Collected data
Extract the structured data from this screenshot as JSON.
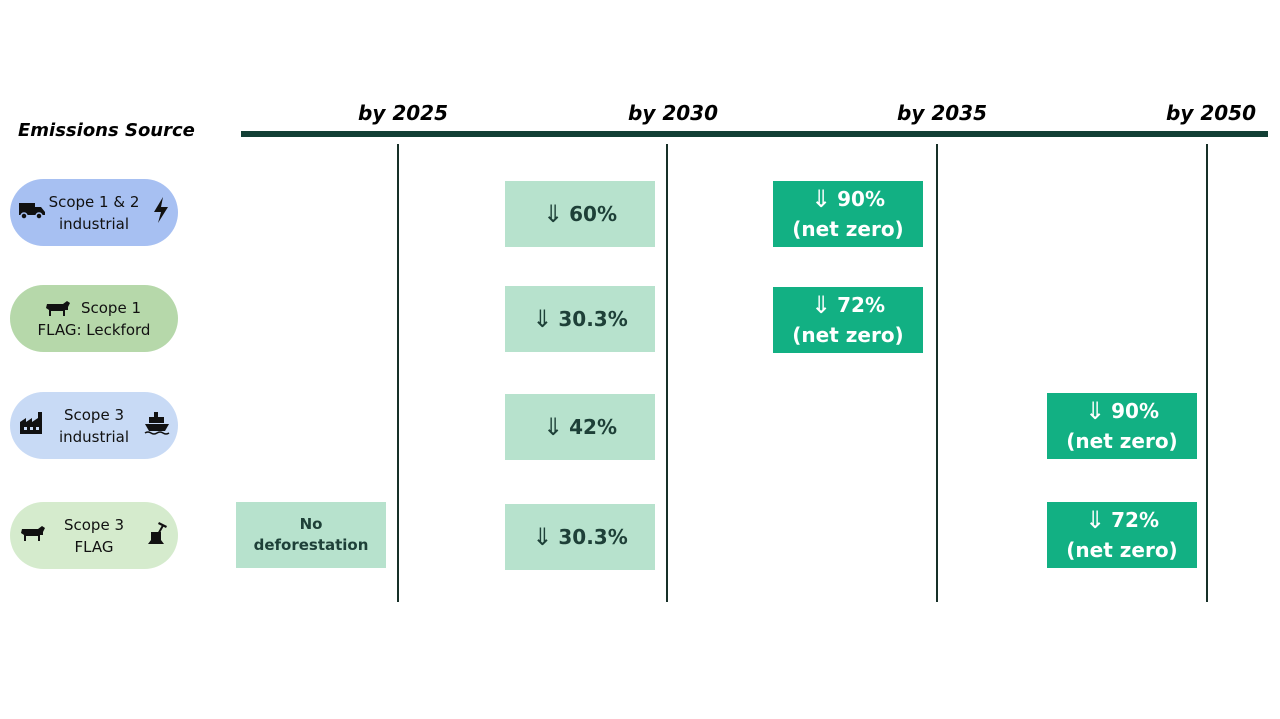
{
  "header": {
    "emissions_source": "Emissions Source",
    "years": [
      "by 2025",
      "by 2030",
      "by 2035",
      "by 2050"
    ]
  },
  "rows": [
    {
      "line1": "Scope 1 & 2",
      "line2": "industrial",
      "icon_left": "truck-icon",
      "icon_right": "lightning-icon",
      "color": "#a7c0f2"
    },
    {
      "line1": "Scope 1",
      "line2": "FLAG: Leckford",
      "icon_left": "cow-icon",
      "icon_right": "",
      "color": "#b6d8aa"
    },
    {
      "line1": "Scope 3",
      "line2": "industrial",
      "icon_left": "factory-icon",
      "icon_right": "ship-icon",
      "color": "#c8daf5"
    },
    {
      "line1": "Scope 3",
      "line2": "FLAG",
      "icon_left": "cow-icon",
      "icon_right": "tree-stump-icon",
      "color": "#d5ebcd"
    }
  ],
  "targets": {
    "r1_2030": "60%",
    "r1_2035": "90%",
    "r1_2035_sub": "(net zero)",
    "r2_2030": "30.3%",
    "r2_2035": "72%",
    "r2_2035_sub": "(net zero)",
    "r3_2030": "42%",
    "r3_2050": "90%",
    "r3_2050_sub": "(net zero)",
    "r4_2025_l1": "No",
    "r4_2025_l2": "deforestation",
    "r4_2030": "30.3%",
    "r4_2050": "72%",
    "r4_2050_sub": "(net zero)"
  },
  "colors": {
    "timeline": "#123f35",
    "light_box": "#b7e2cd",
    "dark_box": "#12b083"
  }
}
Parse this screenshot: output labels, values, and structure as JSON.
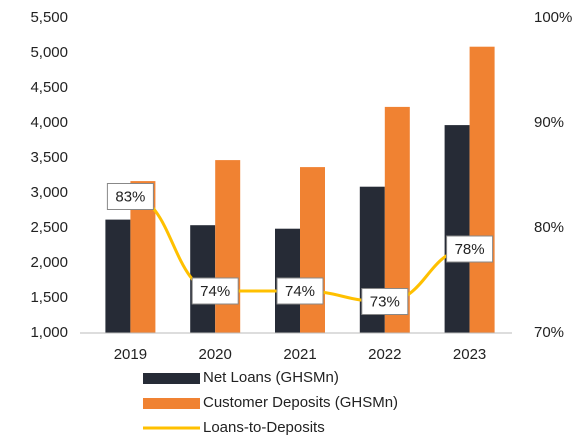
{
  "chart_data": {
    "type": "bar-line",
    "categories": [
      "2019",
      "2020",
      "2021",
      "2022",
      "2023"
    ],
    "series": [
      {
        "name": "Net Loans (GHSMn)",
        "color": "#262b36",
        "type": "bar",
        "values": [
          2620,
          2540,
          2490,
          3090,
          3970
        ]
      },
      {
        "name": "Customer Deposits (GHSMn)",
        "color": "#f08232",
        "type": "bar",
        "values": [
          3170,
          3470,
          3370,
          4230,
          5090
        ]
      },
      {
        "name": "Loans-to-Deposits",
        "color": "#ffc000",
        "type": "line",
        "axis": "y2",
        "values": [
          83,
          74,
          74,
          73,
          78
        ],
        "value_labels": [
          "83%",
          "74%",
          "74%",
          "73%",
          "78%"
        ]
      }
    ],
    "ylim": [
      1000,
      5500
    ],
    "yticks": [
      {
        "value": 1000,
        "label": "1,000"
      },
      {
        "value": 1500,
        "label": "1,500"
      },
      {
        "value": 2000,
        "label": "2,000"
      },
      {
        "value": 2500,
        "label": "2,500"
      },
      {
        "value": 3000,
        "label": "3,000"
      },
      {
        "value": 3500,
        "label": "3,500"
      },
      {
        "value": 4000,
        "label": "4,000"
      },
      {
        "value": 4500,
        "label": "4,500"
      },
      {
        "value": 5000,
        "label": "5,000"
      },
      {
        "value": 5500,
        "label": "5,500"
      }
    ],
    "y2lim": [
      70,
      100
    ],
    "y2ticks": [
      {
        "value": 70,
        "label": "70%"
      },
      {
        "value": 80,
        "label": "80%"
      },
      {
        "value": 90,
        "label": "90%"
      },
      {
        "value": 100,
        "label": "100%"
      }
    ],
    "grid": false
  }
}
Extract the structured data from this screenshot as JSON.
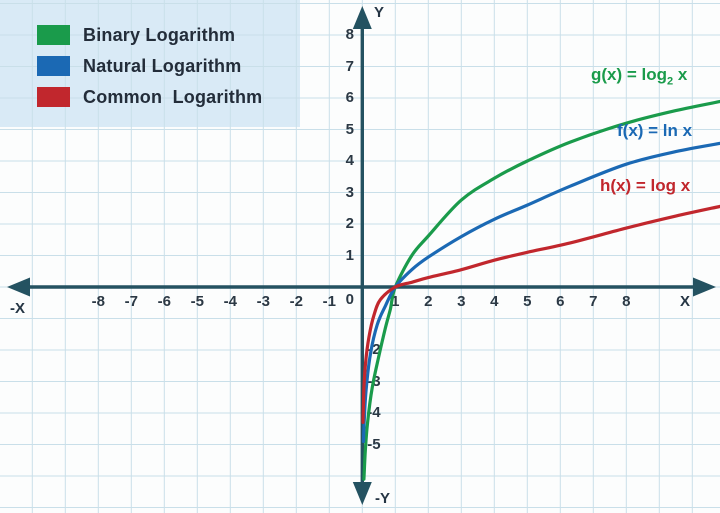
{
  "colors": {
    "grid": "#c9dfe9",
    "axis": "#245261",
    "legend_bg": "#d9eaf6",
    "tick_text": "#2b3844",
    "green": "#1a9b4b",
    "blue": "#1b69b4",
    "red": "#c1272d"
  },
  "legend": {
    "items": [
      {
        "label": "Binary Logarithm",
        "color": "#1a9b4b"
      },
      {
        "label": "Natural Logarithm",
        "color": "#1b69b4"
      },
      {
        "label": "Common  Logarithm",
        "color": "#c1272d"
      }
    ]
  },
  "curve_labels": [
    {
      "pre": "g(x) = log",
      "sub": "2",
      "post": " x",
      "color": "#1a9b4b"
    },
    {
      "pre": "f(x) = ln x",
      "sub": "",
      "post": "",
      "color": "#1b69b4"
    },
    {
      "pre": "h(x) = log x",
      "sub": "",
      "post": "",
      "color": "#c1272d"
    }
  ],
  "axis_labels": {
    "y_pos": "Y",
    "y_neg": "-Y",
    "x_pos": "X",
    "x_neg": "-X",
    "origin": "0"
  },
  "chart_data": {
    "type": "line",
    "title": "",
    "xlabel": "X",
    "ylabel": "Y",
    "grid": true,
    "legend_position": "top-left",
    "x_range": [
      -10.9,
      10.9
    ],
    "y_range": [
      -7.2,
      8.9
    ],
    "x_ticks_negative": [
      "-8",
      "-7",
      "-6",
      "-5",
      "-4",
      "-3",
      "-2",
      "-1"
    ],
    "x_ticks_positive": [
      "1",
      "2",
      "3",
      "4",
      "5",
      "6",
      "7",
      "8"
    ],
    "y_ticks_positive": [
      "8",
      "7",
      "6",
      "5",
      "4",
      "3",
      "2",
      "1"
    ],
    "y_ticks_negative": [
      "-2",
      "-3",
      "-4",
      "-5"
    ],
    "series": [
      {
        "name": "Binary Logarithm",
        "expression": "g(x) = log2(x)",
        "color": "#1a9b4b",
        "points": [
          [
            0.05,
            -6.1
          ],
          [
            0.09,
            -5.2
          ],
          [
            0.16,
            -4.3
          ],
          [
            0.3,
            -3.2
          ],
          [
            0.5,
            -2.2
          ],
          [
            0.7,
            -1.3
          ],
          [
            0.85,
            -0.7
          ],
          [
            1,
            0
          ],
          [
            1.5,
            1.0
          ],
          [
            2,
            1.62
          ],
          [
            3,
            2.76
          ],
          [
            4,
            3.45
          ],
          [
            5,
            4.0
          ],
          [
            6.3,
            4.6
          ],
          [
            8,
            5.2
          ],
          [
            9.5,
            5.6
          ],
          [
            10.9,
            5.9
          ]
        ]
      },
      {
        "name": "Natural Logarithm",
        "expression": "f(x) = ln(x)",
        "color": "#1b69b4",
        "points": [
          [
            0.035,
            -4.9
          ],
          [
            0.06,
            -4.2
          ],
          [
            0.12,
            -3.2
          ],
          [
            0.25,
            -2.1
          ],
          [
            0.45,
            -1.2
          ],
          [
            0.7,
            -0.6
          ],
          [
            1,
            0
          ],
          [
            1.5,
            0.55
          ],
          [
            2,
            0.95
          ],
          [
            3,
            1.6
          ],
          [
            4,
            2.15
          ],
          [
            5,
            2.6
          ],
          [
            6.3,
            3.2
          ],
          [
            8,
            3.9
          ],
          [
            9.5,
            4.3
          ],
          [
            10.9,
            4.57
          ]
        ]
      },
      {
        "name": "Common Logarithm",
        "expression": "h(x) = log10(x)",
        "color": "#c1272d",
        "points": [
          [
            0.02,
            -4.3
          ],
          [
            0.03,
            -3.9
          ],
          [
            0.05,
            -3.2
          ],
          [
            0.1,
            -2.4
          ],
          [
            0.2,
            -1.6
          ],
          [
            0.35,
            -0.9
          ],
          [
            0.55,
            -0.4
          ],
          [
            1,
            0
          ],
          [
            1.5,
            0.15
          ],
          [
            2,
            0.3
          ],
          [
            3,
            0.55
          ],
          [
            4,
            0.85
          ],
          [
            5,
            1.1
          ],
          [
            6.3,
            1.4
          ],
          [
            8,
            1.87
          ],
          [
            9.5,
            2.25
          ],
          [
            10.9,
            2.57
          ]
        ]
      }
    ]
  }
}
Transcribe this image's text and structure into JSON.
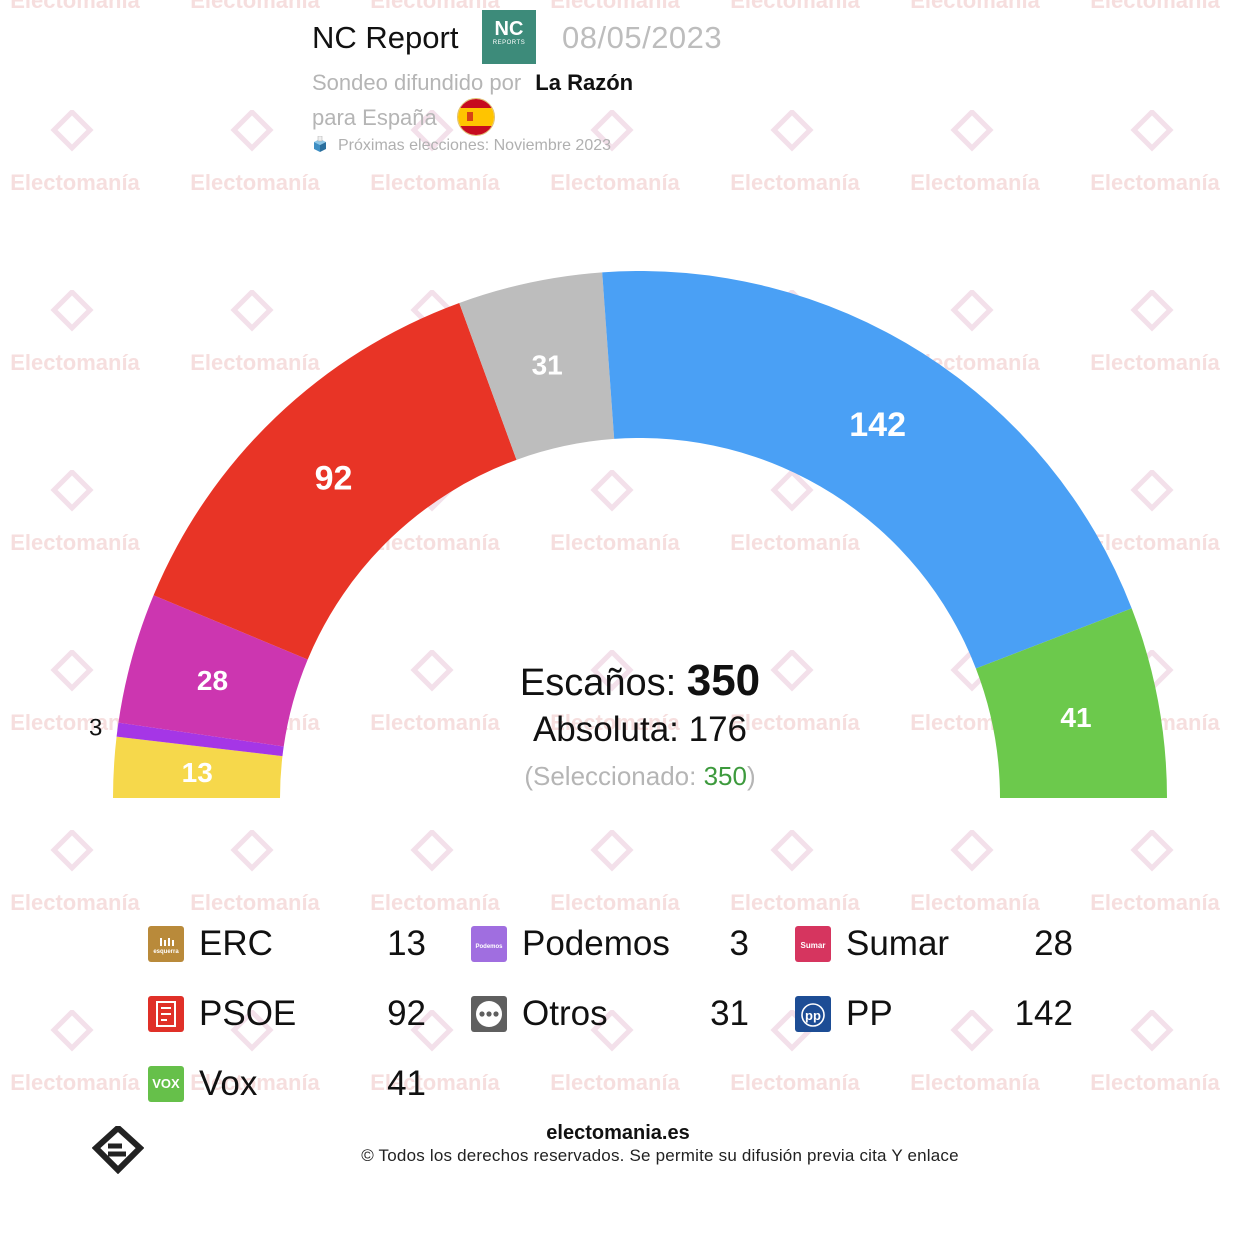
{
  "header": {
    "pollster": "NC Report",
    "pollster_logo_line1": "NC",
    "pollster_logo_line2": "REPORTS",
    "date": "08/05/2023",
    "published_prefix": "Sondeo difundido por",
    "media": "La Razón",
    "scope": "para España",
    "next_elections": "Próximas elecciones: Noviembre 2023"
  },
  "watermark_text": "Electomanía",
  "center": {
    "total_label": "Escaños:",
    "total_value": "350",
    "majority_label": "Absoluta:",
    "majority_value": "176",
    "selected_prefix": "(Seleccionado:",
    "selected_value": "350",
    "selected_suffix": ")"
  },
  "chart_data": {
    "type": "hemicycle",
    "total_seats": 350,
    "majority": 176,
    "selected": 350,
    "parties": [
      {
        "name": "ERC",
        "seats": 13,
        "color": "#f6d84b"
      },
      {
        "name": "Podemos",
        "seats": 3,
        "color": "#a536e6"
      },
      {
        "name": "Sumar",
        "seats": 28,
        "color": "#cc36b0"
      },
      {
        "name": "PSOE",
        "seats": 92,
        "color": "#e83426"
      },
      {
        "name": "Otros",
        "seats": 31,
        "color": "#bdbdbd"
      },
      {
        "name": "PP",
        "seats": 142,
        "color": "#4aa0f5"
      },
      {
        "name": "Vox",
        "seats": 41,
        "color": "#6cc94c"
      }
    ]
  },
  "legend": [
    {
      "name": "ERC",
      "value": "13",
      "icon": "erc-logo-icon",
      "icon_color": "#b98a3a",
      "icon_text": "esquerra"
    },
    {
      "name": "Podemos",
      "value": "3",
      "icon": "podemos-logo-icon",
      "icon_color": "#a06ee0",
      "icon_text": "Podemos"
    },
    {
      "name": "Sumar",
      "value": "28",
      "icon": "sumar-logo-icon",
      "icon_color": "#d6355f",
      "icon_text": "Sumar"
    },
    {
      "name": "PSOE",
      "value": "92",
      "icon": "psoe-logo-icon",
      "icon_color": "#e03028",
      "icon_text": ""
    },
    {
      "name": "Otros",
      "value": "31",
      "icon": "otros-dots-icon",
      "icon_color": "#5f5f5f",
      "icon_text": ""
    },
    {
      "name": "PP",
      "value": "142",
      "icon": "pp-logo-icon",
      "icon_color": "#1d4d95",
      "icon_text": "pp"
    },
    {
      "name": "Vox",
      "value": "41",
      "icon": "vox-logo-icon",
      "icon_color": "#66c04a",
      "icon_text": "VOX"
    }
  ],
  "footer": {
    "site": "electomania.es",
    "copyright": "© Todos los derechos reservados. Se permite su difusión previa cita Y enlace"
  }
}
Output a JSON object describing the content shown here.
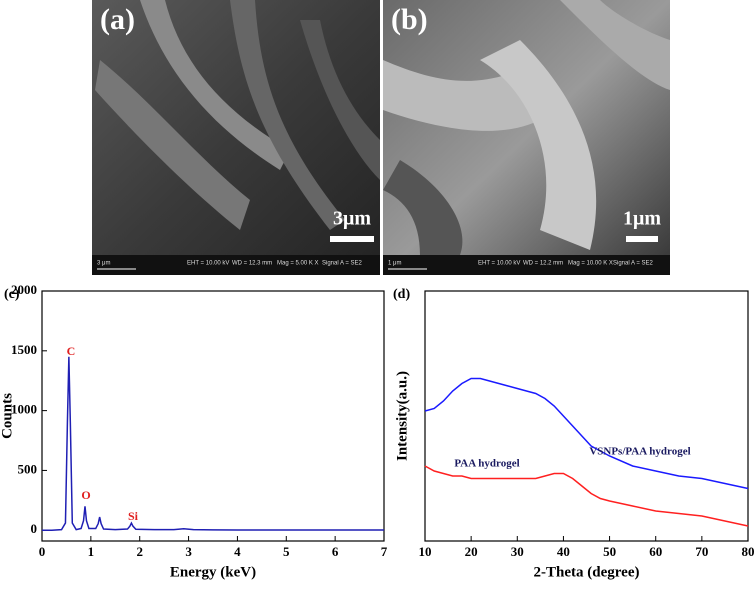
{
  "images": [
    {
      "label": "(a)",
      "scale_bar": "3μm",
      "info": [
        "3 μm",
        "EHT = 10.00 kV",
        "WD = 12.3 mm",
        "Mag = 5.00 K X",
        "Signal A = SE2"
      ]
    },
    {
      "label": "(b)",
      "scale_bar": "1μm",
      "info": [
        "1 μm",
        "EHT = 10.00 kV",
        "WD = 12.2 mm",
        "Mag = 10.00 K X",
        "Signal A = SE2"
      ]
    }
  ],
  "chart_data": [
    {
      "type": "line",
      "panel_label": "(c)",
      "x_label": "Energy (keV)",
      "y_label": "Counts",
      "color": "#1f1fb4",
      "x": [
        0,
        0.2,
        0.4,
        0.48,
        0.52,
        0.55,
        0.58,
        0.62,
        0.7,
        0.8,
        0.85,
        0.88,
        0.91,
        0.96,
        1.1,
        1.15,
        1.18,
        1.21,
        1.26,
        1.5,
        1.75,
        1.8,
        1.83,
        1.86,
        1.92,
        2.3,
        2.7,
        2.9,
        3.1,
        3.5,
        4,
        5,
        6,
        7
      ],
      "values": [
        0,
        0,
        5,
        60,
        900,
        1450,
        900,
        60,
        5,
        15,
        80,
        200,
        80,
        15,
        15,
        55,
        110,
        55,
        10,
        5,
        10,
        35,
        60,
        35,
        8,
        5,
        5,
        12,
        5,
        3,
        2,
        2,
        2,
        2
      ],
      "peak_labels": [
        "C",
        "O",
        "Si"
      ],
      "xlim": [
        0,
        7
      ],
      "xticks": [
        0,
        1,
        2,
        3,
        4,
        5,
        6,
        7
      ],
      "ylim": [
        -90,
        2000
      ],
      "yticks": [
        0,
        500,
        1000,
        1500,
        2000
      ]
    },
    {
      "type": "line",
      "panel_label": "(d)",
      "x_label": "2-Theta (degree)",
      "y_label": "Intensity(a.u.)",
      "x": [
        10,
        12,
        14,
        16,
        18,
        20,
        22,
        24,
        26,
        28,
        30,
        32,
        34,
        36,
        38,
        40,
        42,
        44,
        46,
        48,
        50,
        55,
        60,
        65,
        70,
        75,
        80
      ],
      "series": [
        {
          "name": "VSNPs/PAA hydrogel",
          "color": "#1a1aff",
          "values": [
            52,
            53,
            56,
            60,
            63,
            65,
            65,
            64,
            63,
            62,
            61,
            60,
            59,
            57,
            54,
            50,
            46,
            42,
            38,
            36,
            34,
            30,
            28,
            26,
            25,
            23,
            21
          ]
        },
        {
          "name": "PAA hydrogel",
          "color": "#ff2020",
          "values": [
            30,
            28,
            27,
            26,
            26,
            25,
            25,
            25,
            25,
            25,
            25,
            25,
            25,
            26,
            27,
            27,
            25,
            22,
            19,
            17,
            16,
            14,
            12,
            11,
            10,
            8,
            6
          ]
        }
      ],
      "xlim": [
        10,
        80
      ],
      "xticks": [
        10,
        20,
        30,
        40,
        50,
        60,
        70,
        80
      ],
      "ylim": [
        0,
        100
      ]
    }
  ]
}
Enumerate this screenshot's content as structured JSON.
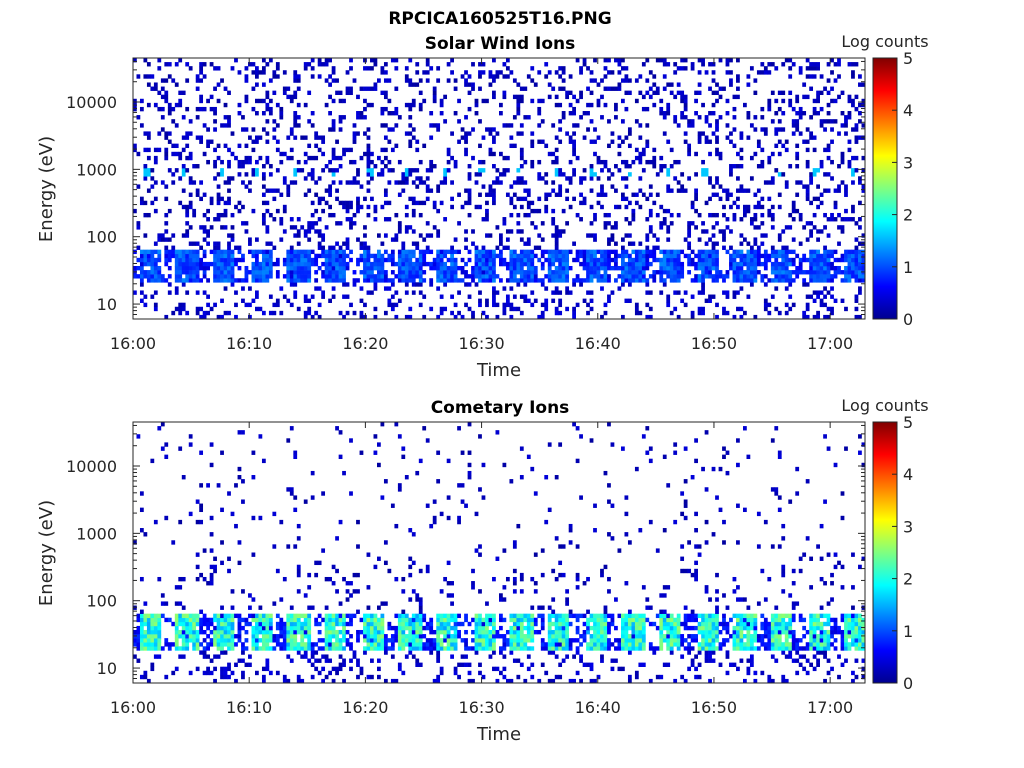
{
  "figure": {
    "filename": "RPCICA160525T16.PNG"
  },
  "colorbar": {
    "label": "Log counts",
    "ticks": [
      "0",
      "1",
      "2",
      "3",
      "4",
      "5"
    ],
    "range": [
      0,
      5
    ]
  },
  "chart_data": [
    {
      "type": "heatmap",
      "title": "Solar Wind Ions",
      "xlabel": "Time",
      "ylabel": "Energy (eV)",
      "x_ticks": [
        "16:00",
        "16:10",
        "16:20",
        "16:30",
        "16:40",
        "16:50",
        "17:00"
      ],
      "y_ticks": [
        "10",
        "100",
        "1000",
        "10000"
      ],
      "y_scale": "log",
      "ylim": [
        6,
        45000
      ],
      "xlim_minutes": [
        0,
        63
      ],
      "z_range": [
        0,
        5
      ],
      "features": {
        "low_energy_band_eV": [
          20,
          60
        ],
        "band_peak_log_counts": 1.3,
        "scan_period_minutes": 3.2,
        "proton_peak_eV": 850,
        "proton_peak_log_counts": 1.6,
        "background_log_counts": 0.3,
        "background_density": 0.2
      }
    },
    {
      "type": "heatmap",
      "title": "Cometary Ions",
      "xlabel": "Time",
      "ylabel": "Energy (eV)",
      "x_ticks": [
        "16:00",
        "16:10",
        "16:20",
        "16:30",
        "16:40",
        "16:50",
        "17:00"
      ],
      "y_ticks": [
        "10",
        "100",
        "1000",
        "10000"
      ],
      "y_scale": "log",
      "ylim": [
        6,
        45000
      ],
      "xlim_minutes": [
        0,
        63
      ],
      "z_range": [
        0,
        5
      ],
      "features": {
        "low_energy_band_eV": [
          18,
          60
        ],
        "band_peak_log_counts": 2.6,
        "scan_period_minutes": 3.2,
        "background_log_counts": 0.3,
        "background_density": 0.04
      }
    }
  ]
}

* REQUIREMENTS: Print the lines from the one holding "Enumerate this screenshot's" through the last line of the records, word for word, and omit the pictures.

* RESPONSE FOR THIS EXERCISE:
Enumerate this screenshot's content as structured JSON.
{
  "figure": {
    "filename": "RPCICA160525T16.PNG"
  },
  "colorbar": {
    "label": "Log counts",
    "ticks": [
      "0",
      "1",
      "2",
      "3",
      "4",
      "5"
    ],
    "range": [
      0,
      5
    ]
  },
  "chart_data": [
    {
      "type": "heatmap",
      "title": "Solar Wind Ions",
      "xlabel": "Time",
      "ylabel": "Energy (eV)",
      "x_ticks": [
        "16:00",
        "16:10",
        "16:20",
        "16:30",
        "16:40",
        "16:50",
        "17:00"
      ],
      "y_ticks": [
        "10",
        "100",
        "1000",
        "10000"
      ],
      "y_scale": "log",
      "ylim": [
        6,
        45000
      ],
      "xlim_minutes": [
        0,
        63
      ],
      "z_range": [
        0,
        5
      ],
      "features": {
        "low_energy_band_eV": [
          20,
          60
        ],
        "band_peak_log_counts": 1.3,
        "scan_period_minutes": 3.2,
        "proton_peak_eV": 850,
        "proton_peak_log_counts": 1.6,
        "background_log_counts": 0.3,
        "background_density": 0.2
      }
    },
    {
      "type": "heatmap",
      "title": "Cometary Ions",
      "xlabel": "Time",
      "ylabel": "Energy (eV)",
      "x_ticks": [
        "16:00",
        "16:10",
        "16:20",
        "16:30",
        "16:40",
        "16:50",
        "17:00"
      ],
      "y_ticks": [
        "10",
        "100",
        "1000",
        "10000"
      ],
      "y_scale": "log",
      "ylim": [
        6,
        45000
      ],
      "xlim_minutes": [
        0,
        63
      ],
      "z_range": [
        0,
        5
      ],
      "features": {
        "low_energy_band_eV": [
          18,
          60
        ],
        "band_peak_log_counts": 2.6,
        "scan_period_minutes": 3.2,
        "background_log_counts": 0.3,
        "background_density": 0.04
      }
    }
  ]
}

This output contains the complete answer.